Stored entries

----------------------------------------

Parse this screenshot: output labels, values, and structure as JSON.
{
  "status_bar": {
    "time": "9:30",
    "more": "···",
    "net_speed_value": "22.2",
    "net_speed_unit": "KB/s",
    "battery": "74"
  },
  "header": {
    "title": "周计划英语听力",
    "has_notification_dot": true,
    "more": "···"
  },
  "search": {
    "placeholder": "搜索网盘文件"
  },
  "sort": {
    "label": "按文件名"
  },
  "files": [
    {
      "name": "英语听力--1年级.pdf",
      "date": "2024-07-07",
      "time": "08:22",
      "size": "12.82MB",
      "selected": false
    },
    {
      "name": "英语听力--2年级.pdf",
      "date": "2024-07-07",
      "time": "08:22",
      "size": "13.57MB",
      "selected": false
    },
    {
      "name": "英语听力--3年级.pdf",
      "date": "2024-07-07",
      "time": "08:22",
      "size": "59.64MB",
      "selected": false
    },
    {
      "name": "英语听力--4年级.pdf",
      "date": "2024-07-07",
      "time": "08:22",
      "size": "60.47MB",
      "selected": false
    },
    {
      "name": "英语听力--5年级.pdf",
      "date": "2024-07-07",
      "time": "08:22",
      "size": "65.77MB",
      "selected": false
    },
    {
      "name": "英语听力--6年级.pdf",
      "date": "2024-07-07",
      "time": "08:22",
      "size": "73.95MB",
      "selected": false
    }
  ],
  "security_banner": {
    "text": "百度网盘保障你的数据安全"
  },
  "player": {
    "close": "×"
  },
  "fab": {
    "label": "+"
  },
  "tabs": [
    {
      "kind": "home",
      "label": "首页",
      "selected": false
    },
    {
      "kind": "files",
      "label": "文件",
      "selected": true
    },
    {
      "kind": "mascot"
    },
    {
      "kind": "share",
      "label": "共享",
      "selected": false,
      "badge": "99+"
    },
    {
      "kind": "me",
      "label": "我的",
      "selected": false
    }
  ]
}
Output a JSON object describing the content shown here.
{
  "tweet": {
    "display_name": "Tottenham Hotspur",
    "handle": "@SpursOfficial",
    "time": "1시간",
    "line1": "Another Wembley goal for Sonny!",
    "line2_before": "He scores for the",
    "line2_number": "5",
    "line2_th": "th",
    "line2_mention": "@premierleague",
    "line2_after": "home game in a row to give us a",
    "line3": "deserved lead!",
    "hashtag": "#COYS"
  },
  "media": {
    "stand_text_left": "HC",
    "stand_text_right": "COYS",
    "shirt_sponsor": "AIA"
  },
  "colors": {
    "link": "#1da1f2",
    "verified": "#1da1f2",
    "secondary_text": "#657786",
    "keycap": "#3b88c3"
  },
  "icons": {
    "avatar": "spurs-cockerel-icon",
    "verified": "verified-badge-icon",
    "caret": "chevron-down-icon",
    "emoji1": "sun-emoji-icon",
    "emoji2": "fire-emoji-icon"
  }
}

----------------------------------------

= PROBLEM TO SOLVE =
Repeat the data verbatim.

= EXPECTED ANSWER =
Parse this screenshot: output labels, values, and structure as JSON.
{
  "status_bar": {
    "time": "9:30",
    "more": "···",
    "net_speed_value": "22.2",
    "net_speed_unit": "KB/s",
    "battery": "74"
  },
  "header": {
    "title": "周计划英语听力",
    "has_notification_dot": true,
    "more": "···"
  },
  "search": {
    "placeholder": "搜索网盘文件"
  },
  "sort": {
    "label": "按文件名"
  },
  "files": [
    {
      "name": "英语听力--1年级.pdf",
      "date": "2024-07-07",
      "time": "08:22",
      "size": "12.82MB",
      "selected": false
    },
    {
      "name": "英语听力--2年级.pdf",
      "date": "2024-07-07",
      "time": "08:22",
      "size": "13.57MB",
      "selected": false
    },
    {
      "name": "英语听力--3年级.pdf",
      "date": "2024-07-07",
      "time": "08:22",
      "size": "59.64MB",
      "selected": false
    },
    {
      "name": "英语听力--4年级.pdf",
      "date": "2024-07-07",
      "time": "08:22",
      "size": "60.47MB",
      "selected": false
    },
    {
      "name": "英语听力--5年级.pdf",
      "date": "2024-07-07",
      "time": "08:22",
      "size": "65.77MB",
      "selected": false
    },
    {
      "name": "英语听力--6年级.pdf",
      "date": "2024-07-07",
      "time": "08:22",
      "size": "73.95MB",
      "selected": false
    }
  ],
  "security_banner": {
    "text": "百度网盘保障你的数据安全"
  },
  "player": {
    "close": "×"
  },
  "fab": {
    "label": "+"
  },
  "tabs": [
    {
      "kind": "home",
      "label": "首页",
      "selected": false
    },
    {
      "kind": "files",
      "label": "文件",
      "selected": true
    },
    {
      "kind": "mascot"
    },
    {
      "kind": "share",
      "label": "共享",
      "selected": false,
      "badge": "99+"
    },
    {
      "kind": "me",
      "label": "我的",
      "selected": false
    }
  ]
}
Output a JSON object describing the content shown here.
{
  "tweet": {
    "display_name": "Tottenham Hotspur",
    "handle": "@SpursOfficial",
    "time": "1시간",
    "line1": "Another Wembley goal for Sonny!",
    "line2_before": "He scores for the",
    "line2_number": "5",
    "line2_th": "th",
    "line2_mention": "@premierleague",
    "line2_after": "home game in a row to give us a",
    "line3": "deserved lead!",
    "hashtag": "#COYS"
  },
  "media": {
    "stand_text_left": "HC",
    "stand_text_right": "COYS",
    "shirt_sponsor": "AIA"
  },
  "colors": {
    "link": "#1da1f2",
    "verified": "#1da1f2",
    "secondary_text": "#657786",
    "keycap": "#3b88c3"
  },
  "icons": {
    "avatar": "spurs-cockerel-icon",
    "verified": "verified-badge-icon",
    "caret": "chevron-down-icon",
    "emoji1": "sun-emoji-icon",
    "emoji2": "fire-emoji-icon"
  }
}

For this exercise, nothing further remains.